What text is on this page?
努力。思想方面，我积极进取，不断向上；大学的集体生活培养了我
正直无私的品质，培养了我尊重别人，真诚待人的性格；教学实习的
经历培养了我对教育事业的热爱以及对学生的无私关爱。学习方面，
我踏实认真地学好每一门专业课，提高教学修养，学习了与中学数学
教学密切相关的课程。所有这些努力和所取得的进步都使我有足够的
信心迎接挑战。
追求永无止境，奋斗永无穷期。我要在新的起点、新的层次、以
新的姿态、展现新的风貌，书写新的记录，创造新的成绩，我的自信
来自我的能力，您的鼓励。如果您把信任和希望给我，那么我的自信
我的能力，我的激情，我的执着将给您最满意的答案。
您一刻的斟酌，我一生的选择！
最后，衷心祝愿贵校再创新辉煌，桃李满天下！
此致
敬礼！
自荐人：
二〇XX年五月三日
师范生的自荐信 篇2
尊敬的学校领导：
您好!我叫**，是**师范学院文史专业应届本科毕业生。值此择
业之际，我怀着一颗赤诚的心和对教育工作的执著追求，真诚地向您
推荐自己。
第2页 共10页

========

**Aim of the exercise**
Copy the material above, line for line.

**Answer to the exercise**
What text is on this page?
努力。思想方面，我积极进取，不断向上；大学的集体生活培养了我
正直无私的品质，培养了我尊重别人，真诚待人的性格；教学实习的
经历培养了我对教育事业的热爱以及对学生的无私关爱。学习方面，
我踏实认真地学好每一门专业课，提高教学修养，学习了与中学数学
教学密切相关的课程。所有这些努力和所取得的进步都使我有足够的
信心迎接挑战。
追求永无止境，奋斗永无穷期。我要在新的起点、新的层次、以
新的姿态、展现新的风貌，书写新的记录，创造新的成绩，我的自信
来自我的能力，您的鼓励。如果您把信任和希望给我，那么我的自信
我的能力，我的激情，我的执着将给您最满意的答案。
您一刻的斟酌，我一生的选择！
最后，衷心祝愿贵校再创新辉煌，桃李满天下！
此致
敬礼！
自荐人：
二〇XX年五月三日
师范生的自荐信 篇2
尊敬的学校领导：
您好!我叫**，是**师范学院文史专业应届本科毕业生。值此择
业之际，我怀着一颗赤诚的心和对教育工作的执著追求，真诚地向您
推荐自己。
第2页 共10页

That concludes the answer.